## EXCERPTED RECORDS

──────────────────────────────

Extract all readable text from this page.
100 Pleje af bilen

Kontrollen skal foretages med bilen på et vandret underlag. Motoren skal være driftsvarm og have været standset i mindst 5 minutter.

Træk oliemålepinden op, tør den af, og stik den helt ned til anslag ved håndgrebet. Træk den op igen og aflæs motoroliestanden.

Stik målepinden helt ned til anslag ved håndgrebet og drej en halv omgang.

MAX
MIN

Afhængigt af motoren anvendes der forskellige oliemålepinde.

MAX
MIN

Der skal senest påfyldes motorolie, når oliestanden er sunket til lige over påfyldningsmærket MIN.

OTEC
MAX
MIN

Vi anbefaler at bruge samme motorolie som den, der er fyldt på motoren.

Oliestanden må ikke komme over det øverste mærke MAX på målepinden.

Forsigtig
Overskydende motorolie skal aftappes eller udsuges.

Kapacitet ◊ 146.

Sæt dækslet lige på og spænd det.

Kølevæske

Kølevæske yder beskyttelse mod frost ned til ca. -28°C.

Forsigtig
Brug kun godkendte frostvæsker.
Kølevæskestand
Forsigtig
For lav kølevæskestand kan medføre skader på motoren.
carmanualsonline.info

──────────────────────────────

## GIVEN INSTRUCTION
Select all lines with the word "skal" from the entries above.

## EXERCISE SOLUTION
Kontrollen skal foretages med bilen på et vandret underlag. Motoren skal være driftsvarm og have været standset i mindst 5 minutter.
Der skal senest påfyldes motorolie, når oliestanden er sunket til lige over påfyldningsmærket MIN.
Overskydende motorolie skal aftappes eller udsuges.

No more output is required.